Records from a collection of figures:

------------------------------------------------

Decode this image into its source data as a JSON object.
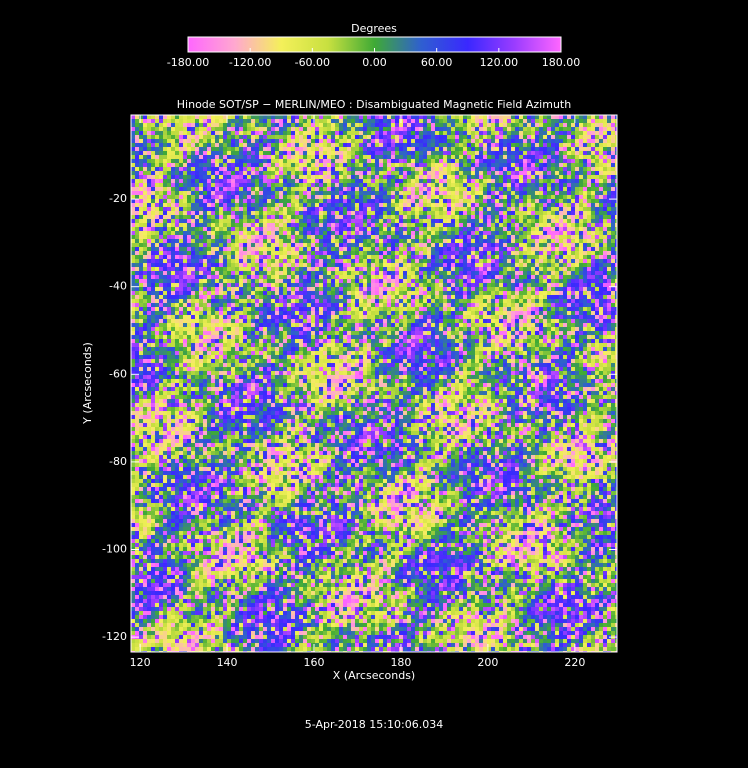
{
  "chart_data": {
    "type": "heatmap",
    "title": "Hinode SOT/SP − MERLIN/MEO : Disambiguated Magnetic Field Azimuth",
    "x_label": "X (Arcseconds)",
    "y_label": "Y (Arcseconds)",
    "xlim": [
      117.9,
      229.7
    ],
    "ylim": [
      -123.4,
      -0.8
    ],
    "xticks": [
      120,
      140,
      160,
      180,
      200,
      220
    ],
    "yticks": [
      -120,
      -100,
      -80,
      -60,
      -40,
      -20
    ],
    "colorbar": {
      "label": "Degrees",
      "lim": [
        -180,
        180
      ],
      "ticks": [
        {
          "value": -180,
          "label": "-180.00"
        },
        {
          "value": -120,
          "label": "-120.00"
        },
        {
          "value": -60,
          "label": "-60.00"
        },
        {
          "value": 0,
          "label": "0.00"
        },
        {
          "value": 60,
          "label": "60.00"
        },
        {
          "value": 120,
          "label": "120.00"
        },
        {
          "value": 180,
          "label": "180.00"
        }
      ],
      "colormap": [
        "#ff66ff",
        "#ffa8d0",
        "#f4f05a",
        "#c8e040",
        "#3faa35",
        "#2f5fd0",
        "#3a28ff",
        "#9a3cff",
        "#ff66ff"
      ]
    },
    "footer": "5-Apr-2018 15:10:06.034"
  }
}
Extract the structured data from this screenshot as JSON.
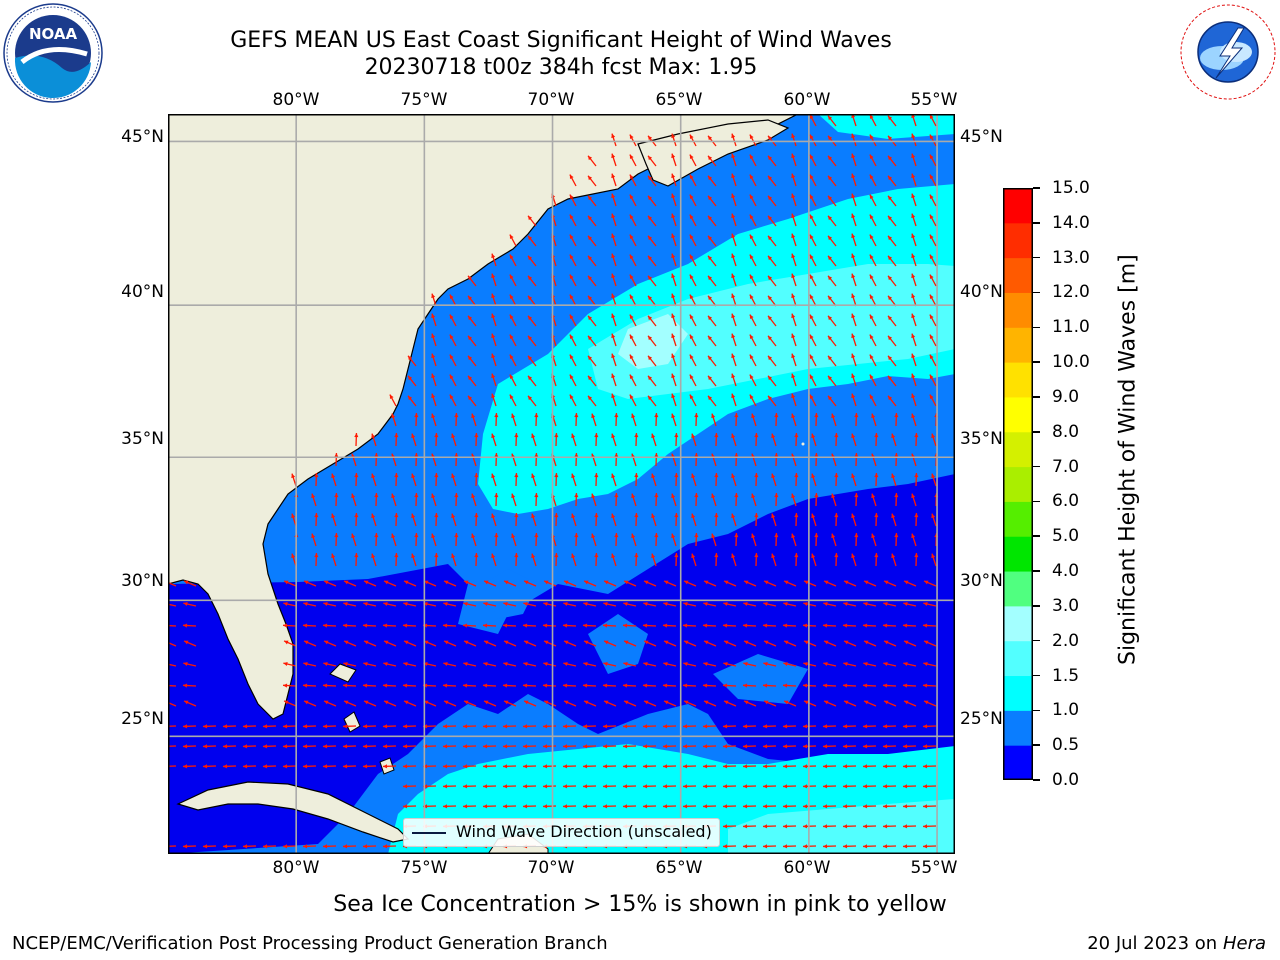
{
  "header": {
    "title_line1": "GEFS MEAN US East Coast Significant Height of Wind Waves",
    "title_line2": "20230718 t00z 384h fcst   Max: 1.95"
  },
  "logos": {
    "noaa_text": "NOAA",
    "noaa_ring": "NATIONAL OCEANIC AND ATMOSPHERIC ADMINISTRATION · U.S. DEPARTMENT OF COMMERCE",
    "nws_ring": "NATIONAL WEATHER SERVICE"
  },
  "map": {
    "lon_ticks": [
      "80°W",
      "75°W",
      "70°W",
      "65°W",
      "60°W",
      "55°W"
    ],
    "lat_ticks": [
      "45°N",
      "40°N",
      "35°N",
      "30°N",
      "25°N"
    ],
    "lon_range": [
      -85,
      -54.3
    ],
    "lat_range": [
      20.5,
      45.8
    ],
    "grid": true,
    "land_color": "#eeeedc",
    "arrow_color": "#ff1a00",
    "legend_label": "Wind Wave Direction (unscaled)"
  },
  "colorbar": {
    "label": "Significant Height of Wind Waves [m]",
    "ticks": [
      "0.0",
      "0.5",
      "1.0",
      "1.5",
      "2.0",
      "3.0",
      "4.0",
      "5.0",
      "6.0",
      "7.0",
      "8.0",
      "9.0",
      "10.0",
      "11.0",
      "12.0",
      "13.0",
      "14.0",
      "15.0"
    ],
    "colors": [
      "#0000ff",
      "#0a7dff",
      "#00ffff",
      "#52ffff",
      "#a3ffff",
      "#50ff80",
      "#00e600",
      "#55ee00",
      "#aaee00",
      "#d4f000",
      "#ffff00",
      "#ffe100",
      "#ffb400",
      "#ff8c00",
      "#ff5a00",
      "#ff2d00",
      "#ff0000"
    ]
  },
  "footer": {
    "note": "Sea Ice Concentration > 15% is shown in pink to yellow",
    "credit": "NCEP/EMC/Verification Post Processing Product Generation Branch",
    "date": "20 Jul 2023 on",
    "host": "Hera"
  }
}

------------------------------------------------

Task brief =
Pictures stay out; repeat all the rest of the records exactly.

Task solution =
Decode this image into its source data as a JSON object.
{
  "chart_data": {
    "type": "heatmap",
    "title": "Hinode SOT/SP − MERLIN/MEO : Disambiguated Magnetic Field Azimuth",
    "x_label": "X (Arcseconds)",
    "y_label": "Y (Arcseconds)",
    "xlim": [
      117.9,
      229.7
    ],
    "ylim": [
      -123.4,
      -0.8
    ],
    "xticks": [
      120,
      140,
      160,
      180,
      200,
      220
    ],
    "yticks": [
      -120,
      -100,
      -80,
      -60,
      -40,
      -20
    ],
    "colorbar": {
      "label": "Degrees",
      "lim": [
        -180,
        180
      ],
      "ticks": [
        {
          "value": -180,
          "label": "-180.00"
        },
        {
          "value": -120,
          "label": "-120.00"
        },
        {
          "value": -60,
          "label": "-60.00"
        },
        {
          "value": 0,
          "label": "0.00"
        },
        {
          "value": 60,
          "label": "60.00"
        },
        {
          "value": 120,
          "label": "120.00"
        },
        {
          "value": 180,
          "label": "180.00"
        }
      ],
      "colormap": [
        "#ff66ff",
        "#ffa8d0",
        "#f4f05a",
        "#c8e040",
        "#3faa35",
        "#2f5fd0",
        "#3a28ff",
        "#9a3cff",
        "#ff66ff"
      ]
    },
    "footer": "5-Apr-2018 15:10:06.034"
  }
}
Extract the structured data from this screenshot as JSON.
{
  "header": {
    "title_line1": "GEFS MEAN US East Coast Significant Height of Wind Waves",
    "title_line2": "20230718 t00z 384h fcst   Max: 1.95"
  },
  "logos": {
    "noaa_text": "NOAA",
    "noaa_ring": "NATIONAL OCEANIC AND ATMOSPHERIC ADMINISTRATION · U.S. DEPARTMENT OF COMMERCE",
    "nws_ring": "NATIONAL WEATHER SERVICE"
  },
  "map": {
    "lon_ticks": [
      "80°W",
      "75°W",
      "70°W",
      "65°W",
      "60°W",
      "55°W"
    ],
    "lat_ticks": [
      "45°N",
      "40°N",
      "35°N",
      "30°N",
      "25°N"
    ],
    "lon_range": [
      -85,
      -54.3
    ],
    "lat_range": [
      20.5,
      45.8
    ],
    "grid": true,
    "land_color": "#eeeedc",
    "arrow_color": "#ff1a00",
    "legend_label": "Wind Wave Direction (unscaled)"
  },
  "colorbar": {
    "label": "Significant Height of Wind Waves [m]",
    "ticks": [
      "0.0",
      "0.5",
      "1.0",
      "1.5",
      "2.0",
      "3.0",
      "4.0",
      "5.0",
      "6.0",
      "7.0",
      "8.0",
      "9.0",
      "10.0",
      "11.0",
      "12.0",
      "13.0",
      "14.0",
      "15.0"
    ],
    "colors": [
      "#0000ff",
      "#0a7dff",
      "#00ffff",
      "#52ffff",
      "#a3ffff",
      "#50ff80",
      "#00e600",
      "#55ee00",
      "#aaee00",
      "#d4f000",
      "#ffff00",
      "#ffe100",
      "#ffb400",
      "#ff8c00",
      "#ff5a00",
      "#ff2d00",
      "#ff0000"
    ]
  },
  "footer": {
    "note": "Sea Ice Concentration > 15% is shown in pink to yellow",
    "credit": "NCEP/EMC/Verification Post Processing Product Generation Branch",
    "date": "20 Jul 2023 on",
    "host": "Hera"
  }
}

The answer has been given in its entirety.